TASK REQUIREMENTS:
Your answer should be a single number: the count of lines that hold the word "газы".

Collection entries:
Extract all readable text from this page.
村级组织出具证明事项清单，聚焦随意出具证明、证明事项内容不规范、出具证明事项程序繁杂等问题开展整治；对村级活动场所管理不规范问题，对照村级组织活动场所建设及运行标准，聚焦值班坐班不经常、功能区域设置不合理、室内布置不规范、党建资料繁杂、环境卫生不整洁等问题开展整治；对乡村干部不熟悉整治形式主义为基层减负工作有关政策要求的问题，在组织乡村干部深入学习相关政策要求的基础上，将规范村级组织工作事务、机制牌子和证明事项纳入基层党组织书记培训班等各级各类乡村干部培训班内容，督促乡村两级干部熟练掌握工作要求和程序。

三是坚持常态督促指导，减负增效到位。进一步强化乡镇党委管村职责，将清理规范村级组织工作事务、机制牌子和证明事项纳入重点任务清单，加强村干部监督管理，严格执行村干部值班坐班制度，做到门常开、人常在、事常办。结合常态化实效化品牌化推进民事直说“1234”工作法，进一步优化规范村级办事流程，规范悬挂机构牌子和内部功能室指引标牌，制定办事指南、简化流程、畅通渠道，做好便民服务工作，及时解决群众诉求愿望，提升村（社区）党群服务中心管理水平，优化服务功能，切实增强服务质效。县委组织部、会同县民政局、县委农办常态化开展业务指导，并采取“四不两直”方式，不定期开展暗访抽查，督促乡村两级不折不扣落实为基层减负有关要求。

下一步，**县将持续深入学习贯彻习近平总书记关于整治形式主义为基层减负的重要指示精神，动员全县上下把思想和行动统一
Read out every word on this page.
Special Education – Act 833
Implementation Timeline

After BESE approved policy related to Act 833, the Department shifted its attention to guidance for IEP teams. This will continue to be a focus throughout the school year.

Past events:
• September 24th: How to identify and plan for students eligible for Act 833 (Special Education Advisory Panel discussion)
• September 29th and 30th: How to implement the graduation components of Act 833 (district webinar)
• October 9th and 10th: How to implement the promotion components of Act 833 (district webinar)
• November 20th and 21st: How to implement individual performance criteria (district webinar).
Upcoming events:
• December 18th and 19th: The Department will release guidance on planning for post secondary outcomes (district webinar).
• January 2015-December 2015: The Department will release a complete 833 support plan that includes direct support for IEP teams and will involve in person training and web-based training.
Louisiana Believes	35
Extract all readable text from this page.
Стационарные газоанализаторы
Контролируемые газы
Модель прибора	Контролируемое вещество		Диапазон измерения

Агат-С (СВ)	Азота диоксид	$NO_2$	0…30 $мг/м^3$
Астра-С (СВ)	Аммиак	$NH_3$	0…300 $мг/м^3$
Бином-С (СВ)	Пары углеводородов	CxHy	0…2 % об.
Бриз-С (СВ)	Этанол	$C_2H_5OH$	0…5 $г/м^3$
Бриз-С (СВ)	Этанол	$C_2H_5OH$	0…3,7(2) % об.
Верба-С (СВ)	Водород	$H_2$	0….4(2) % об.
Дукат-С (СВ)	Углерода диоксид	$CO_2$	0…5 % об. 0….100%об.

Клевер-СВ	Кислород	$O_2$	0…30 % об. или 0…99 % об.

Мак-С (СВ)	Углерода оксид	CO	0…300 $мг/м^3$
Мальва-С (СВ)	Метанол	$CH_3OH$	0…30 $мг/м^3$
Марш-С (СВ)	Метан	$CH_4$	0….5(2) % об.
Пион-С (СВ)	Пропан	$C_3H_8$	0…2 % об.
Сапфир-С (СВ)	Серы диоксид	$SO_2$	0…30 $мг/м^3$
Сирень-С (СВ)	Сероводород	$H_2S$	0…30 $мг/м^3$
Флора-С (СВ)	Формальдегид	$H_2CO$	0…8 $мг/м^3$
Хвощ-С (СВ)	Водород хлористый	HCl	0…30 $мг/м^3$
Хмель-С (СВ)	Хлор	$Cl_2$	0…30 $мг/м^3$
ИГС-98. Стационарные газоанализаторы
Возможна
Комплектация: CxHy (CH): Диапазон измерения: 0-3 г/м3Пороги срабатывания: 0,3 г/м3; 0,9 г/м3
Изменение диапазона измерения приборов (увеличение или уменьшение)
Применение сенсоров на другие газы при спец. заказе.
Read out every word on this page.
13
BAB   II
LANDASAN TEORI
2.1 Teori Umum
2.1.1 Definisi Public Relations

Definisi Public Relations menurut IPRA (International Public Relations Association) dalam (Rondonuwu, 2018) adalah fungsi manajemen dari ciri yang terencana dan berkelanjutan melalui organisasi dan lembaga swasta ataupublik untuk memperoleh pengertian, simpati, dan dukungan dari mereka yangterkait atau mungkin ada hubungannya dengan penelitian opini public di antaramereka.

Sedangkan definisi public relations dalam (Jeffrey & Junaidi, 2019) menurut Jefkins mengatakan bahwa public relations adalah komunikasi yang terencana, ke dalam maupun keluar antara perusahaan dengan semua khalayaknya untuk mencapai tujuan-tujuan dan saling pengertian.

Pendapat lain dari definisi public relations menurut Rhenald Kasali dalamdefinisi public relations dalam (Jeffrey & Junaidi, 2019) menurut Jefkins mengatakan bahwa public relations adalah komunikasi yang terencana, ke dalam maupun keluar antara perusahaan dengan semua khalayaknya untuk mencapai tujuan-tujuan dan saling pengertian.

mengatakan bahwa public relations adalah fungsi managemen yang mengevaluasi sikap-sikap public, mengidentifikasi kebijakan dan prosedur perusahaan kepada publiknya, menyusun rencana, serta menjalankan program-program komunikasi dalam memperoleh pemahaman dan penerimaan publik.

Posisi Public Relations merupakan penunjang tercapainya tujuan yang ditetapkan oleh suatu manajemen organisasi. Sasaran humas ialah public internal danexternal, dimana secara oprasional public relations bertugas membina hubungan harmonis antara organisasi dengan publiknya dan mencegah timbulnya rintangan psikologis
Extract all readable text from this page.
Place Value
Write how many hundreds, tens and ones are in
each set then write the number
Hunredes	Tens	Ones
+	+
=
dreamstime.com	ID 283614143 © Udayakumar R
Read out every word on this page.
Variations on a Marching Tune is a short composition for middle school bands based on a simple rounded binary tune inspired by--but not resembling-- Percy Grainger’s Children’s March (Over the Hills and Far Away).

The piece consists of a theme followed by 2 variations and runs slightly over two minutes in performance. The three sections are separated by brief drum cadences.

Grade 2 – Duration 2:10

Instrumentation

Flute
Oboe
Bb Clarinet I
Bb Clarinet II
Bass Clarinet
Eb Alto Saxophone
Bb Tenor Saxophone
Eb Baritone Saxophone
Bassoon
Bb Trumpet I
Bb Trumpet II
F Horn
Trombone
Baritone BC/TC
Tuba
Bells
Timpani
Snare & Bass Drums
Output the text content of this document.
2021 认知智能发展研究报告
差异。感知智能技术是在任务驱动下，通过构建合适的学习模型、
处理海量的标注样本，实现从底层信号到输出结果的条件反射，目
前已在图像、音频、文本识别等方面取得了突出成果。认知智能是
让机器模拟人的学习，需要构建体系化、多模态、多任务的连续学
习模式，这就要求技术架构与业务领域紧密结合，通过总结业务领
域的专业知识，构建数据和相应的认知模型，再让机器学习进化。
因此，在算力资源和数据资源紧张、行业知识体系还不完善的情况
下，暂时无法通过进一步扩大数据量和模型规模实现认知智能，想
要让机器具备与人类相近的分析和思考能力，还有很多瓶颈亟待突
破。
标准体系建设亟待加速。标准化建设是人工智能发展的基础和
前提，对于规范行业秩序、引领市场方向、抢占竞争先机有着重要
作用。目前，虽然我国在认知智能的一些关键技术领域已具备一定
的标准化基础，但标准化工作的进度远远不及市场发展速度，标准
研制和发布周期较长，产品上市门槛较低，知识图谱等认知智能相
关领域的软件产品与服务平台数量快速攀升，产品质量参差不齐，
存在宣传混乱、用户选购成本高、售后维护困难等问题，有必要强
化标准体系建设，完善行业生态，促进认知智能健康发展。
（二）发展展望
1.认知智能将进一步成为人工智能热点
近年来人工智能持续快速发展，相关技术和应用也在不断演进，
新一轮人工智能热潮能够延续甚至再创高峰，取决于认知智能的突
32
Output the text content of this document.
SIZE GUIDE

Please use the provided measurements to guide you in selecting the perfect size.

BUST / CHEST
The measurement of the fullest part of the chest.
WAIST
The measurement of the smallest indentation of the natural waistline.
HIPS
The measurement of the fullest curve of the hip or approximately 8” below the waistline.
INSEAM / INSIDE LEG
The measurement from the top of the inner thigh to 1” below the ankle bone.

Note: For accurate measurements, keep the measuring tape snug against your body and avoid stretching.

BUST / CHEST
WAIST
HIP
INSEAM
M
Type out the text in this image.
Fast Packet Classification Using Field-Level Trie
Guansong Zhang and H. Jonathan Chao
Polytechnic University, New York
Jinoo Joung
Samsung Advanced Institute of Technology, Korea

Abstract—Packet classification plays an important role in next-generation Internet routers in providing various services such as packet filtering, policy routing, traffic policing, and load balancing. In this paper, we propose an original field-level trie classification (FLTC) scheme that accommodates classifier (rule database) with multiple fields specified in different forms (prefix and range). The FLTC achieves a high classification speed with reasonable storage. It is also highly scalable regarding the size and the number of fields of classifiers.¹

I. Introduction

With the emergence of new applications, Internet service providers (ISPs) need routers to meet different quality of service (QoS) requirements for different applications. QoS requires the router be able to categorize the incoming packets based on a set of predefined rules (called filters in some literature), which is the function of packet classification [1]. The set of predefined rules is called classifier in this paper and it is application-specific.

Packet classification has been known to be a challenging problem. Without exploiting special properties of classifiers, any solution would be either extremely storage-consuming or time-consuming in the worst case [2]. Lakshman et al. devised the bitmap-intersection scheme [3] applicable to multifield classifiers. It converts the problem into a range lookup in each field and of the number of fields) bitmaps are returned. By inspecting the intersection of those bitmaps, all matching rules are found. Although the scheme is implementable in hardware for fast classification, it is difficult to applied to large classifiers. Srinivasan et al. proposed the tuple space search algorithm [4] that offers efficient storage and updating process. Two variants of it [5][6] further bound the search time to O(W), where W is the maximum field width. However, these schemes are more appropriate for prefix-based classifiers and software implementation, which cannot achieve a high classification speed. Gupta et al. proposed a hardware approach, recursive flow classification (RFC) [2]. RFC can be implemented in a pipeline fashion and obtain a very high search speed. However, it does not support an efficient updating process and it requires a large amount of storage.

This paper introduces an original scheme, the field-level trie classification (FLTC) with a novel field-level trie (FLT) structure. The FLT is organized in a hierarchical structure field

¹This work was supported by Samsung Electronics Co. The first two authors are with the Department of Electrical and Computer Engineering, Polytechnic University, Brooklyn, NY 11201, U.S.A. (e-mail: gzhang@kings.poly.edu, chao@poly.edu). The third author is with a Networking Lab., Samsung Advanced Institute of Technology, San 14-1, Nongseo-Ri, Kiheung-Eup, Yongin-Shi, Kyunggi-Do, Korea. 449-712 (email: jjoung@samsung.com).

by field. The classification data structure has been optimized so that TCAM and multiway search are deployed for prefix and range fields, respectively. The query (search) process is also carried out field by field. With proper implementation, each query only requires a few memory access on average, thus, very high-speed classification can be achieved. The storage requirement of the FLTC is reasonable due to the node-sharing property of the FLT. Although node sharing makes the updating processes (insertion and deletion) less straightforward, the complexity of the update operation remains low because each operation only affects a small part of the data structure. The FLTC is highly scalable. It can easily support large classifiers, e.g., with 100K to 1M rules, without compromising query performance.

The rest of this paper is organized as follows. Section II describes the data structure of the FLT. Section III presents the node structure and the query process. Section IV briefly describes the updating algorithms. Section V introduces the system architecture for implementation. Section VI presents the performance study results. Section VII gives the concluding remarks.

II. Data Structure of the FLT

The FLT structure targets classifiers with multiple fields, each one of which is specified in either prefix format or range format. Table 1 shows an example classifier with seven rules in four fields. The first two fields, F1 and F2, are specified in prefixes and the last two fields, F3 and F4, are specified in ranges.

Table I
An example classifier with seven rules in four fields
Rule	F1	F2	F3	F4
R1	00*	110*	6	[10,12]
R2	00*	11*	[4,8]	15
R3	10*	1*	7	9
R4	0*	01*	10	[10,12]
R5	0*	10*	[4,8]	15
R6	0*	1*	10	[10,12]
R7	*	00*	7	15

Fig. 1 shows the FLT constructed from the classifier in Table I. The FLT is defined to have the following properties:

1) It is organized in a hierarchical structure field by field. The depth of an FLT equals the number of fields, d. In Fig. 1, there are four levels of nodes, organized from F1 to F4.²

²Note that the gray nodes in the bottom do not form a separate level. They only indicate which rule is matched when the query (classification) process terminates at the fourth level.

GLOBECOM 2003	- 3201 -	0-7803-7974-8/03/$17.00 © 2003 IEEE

TASK OUTPUT:
2